■ **Exercise inputs**:
***
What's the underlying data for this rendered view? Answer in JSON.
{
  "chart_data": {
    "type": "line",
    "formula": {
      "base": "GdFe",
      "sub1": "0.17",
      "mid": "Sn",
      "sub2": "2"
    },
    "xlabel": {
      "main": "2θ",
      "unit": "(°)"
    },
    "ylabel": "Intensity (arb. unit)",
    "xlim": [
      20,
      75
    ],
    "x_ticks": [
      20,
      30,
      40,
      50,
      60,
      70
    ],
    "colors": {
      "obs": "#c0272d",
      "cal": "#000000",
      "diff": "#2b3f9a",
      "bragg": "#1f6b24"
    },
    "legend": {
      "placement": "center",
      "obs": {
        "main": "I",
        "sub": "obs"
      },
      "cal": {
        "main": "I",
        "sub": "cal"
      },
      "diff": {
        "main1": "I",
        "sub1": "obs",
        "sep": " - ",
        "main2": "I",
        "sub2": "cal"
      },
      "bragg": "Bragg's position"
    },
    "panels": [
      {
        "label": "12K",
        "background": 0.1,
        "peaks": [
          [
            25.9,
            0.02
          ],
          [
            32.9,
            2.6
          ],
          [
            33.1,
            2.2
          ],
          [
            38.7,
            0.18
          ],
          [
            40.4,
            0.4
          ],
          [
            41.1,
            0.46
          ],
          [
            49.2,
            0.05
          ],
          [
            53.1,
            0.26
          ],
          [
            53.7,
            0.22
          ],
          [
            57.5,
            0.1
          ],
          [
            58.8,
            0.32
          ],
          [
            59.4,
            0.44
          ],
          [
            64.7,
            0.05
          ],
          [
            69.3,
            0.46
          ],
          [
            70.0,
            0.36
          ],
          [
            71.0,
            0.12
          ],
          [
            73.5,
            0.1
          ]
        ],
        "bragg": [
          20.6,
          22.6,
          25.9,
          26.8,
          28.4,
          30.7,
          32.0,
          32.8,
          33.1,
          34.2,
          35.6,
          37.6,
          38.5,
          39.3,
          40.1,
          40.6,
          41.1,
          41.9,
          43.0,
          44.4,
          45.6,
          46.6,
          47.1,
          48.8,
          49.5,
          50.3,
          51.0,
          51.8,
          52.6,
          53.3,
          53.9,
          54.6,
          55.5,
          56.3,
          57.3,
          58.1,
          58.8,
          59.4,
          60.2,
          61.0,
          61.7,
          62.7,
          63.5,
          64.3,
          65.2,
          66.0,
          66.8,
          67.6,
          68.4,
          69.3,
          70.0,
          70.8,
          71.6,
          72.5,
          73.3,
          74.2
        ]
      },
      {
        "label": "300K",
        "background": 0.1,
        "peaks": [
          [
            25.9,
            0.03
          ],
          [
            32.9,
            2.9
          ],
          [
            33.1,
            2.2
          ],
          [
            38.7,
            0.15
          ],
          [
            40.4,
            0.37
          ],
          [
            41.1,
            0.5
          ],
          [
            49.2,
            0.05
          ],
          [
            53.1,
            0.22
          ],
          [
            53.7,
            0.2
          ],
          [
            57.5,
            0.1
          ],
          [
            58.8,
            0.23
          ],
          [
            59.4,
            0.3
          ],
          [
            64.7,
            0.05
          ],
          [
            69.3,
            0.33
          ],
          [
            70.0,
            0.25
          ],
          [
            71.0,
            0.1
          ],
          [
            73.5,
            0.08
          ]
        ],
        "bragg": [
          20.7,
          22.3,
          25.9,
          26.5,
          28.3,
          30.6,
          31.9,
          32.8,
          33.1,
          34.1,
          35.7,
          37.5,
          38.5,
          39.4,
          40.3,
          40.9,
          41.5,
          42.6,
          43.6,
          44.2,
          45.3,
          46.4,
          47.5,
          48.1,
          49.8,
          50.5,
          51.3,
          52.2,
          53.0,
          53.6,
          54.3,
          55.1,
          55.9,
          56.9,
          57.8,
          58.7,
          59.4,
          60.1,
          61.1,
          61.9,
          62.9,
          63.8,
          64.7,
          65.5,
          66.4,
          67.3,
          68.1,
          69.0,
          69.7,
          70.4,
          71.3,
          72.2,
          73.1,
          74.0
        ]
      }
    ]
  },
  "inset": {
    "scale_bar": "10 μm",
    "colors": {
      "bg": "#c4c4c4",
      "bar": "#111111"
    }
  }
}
***
■ **Aim of the task**:
Write out every record, exactly as written.

■ **Task result**:
What's the underlying data for this rendered view? Answer in JSON.
{
  "chart_data": {
    "type": "line",
    "formula": {
      "base": "GdFe",
      "sub1": "0.17",
      "mid": "Sn",
      "sub2": "2"
    },
    "xlabel": {
      "main": "2θ",
      "unit": "(°)"
    },
    "ylabel": "Intensity (arb. unit)",
    "xlim": [
      20,
      75
    ],
    "x_ticks": [
      20,
      30,
      40,
      50,
      60,
      70
    ],
    "colors": {
      "obs": "#c0272d",
      "cal": "#000000",
      "diff": "#2b3f9a",
      "bragg": "#1f6b24"
    },
    "legend": {
      "placement": "center",
      "obs": {
        "main": "I",
        "sub": "obs"
      },
      "cal": {
        "main": "I",
        "sub": "cal"
      },
      "diff": {
        "main1": "I",
        "sub1": "obs",
        "sep": " - ",
        "main2": "I",
        "sub2": "cal"
      },
      "bragg": "Bragg's position"
    },
    "panels": [
      {
        "label": "12K",
        "background": 0.1,
        "peaks": [
          [
            25.9,
            0.02
          ],
          [
            32.9,
            2.6
          ],
          [
            33.1,
            2.2
          ],
          [
            38.7,
            0.18
          ],
          [
            40.4,
            0.4
          ],
          [
            41.1,
            0.46
          ],
          [
            49.2,
            0.05
          ],
          [
            53.1,
            0.26
          ],
          [
            53.7,
            0.22
          ],
          [
            57.5,
            0.1
          ],
          [
            58.8,
            0.32
          ],
          [
            59.4,
            0.44
          ],
          [
            64.7,
            0.05
          ],
          [
            69.3,
            0.46
          ],
          [
            70.0,
            0.36
          ],
          [
            71.0,
            0.12
          ],
          [
            73.5,
            0.1
          ]
        ],
        "bragg": [
          20.6,
          22.6,
          25.9,
          26.8,
          28.4,
          30.7,
          32.0,
          32.8,
          33.1,
          34.2,
          35.6,
          37.6,
          38.5,
          39.3,
          40.1,
          40.6,
          41.1,
          41.9,
          43.0,
          44.4,
          45.6,
          46.6,
          47.1,
          48.8,
          49.5,
          50.3,
          51.0,
          51.8,
          52.6,
          53.3,
          53.9,
          54.6,
          55.5,
          56.3,
          57.3,
          58.1,
          58.8,
          59.4,
          60.2,
          61.0,
          61.7,
          62.7,
          63.5,
          64.3,
          65.2,
          66.0,
          66.8,
          67.6,
          68.4,
          69.3,
          70.0,
          70.8,
          71.6,
          72.5,
          73.3,
          74.2
        ]
      },
      {
        "label": "300K",
        "background": 0.1,
        "peaks": [
          [
            25.9,
            0.03
          ],
          [
            32.9,
            2.9
          ],
          [
            33.1,
            2.2
          ],
          [
            38.7,
            0.15
          ],
          [
            40.4,
            0.37
          ],
          [
            41.1,
            0.5
          ],
          [
            49.2,
            0.05
          ],
          [
            53.1,
            0.22
          ],
          [
            53.7,
            0.2
          ],
          [
            57.5,
            0.1
          ],
          [
            58.8,
            0.23
          ],
          [
            59.4,
            0.3
          ],
          [
            64.7,
            0.05
          ],
          [
            69.3,
            0.33
          ],
          [
            70.0,
            0.25
          ],
          [
            71.0,
            0.1
          ],
          [
            73.5,
            0.08
          ]
        ],
        "bragg": [
          20.7,
          22.3,
          25.9,
          26.5,
          28.3,
          30.6,
          31.9,
          32.8,
          33.1,
          34.1,
          35.7,
          37.5,
          38.5,
          39.4,
          40.3,
          40.9,
          41.5,
          42.6,
          43.6,
          44.2,
          45.3,
          46.4,
          47.5,
          48.1,
          49.8,
          50.5,
          51.3,
          52.2,
          53.0,
          53.6,
          54.3,
          55.1,
          55.9,
          56.9,
          57.8,
          58.7,
          59.4,
          60.1,
          61.1,
          61.9,
          62.9,
          63.8,
          64.7,
          65.5,
          66.4,
          67.3,
          68.1,
          69.0,
          69.7,
          70.4,
          71.3,
          72.2,
          73.1,
          74.0
        ]
      }
    ]
  },
  "inset": {
    "scale_bar": "10 μm",
    "colors": {
      "bg": "#c4c4c4",
      "bar": "#111111"
    }
  }
}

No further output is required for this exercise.